WHAT YOU ARE ASKED TO DO. Every line that contains the word "name" should be copied.

Stored data:
(begin)
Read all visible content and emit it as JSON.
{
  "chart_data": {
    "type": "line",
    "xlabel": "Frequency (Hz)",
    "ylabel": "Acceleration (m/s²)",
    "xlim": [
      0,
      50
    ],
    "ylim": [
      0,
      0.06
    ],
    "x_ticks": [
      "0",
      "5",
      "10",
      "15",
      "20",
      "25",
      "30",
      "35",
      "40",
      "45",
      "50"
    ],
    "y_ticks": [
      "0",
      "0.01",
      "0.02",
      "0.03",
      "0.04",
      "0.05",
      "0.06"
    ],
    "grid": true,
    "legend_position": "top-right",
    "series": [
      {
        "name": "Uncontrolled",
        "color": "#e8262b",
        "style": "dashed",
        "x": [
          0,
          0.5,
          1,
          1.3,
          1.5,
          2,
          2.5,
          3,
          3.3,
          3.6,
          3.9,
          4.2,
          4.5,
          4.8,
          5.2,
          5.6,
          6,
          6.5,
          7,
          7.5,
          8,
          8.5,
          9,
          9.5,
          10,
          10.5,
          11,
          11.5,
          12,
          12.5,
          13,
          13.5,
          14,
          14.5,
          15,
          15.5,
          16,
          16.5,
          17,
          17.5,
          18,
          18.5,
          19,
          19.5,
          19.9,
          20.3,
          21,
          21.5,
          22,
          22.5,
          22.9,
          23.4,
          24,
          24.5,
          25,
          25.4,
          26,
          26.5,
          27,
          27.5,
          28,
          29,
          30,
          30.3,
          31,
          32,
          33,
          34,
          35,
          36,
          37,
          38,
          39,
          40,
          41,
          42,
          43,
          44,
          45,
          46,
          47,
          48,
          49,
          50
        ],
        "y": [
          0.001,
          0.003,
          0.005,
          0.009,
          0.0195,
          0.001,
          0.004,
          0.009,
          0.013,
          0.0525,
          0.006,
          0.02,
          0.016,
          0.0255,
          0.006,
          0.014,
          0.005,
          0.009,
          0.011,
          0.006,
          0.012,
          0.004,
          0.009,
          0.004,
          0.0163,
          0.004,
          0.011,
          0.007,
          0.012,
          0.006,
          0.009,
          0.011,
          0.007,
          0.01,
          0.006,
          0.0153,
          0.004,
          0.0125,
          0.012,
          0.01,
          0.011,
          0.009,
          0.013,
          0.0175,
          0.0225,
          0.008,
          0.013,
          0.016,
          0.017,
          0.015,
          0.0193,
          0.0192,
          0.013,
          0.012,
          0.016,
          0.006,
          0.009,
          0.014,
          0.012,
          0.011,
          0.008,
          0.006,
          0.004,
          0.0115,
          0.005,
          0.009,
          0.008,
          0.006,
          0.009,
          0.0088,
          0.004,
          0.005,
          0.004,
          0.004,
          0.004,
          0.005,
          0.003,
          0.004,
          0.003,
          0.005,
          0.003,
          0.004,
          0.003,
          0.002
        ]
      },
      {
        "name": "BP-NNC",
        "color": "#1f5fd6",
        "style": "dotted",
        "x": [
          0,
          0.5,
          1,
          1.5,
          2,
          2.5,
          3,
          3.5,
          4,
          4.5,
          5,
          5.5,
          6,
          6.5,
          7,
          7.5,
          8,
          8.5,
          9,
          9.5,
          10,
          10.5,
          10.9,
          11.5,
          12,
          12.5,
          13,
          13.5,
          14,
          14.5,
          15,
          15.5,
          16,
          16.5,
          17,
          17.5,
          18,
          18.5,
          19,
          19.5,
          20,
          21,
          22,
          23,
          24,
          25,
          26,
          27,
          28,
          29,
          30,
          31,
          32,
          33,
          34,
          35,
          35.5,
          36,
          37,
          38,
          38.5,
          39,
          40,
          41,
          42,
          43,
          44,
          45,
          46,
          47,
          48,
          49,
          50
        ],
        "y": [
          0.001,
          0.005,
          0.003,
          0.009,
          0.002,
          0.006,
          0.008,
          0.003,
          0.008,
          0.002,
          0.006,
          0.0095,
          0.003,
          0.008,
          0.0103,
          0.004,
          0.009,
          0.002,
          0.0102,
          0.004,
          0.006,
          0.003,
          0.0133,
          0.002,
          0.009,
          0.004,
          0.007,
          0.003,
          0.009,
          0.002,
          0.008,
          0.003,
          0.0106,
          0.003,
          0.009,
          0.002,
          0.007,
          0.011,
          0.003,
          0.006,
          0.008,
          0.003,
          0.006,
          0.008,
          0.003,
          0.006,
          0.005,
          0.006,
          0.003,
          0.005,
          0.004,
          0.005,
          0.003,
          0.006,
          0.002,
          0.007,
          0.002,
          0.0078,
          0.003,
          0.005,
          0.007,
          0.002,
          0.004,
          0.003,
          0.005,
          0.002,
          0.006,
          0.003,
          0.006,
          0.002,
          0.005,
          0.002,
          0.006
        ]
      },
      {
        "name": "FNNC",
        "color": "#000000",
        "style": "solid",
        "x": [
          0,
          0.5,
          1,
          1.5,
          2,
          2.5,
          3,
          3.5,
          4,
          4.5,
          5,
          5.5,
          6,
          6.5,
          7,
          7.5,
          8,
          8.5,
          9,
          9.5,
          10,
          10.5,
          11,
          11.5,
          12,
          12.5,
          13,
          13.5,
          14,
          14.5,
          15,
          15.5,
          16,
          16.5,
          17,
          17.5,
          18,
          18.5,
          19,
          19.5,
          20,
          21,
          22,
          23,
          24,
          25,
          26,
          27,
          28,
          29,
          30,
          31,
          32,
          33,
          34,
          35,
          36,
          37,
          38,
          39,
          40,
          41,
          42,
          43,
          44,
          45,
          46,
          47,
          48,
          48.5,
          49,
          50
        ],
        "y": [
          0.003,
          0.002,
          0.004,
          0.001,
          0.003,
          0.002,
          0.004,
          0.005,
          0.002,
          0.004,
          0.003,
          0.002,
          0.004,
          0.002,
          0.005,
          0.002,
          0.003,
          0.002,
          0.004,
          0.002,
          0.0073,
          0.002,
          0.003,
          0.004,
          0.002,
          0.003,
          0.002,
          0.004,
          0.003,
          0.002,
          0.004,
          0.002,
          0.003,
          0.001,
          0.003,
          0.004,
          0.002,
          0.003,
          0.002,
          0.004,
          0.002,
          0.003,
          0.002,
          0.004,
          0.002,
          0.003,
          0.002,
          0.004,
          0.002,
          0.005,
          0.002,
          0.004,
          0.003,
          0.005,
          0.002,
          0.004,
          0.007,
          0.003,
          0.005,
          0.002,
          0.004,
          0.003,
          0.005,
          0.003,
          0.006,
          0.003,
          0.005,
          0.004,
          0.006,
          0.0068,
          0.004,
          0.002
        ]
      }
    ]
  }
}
(end)
SOLUTION TO THIS EXERCISE.
        "name": "Uncontrolled",
        "name": "BP-NNC",
        "name": "FNNC",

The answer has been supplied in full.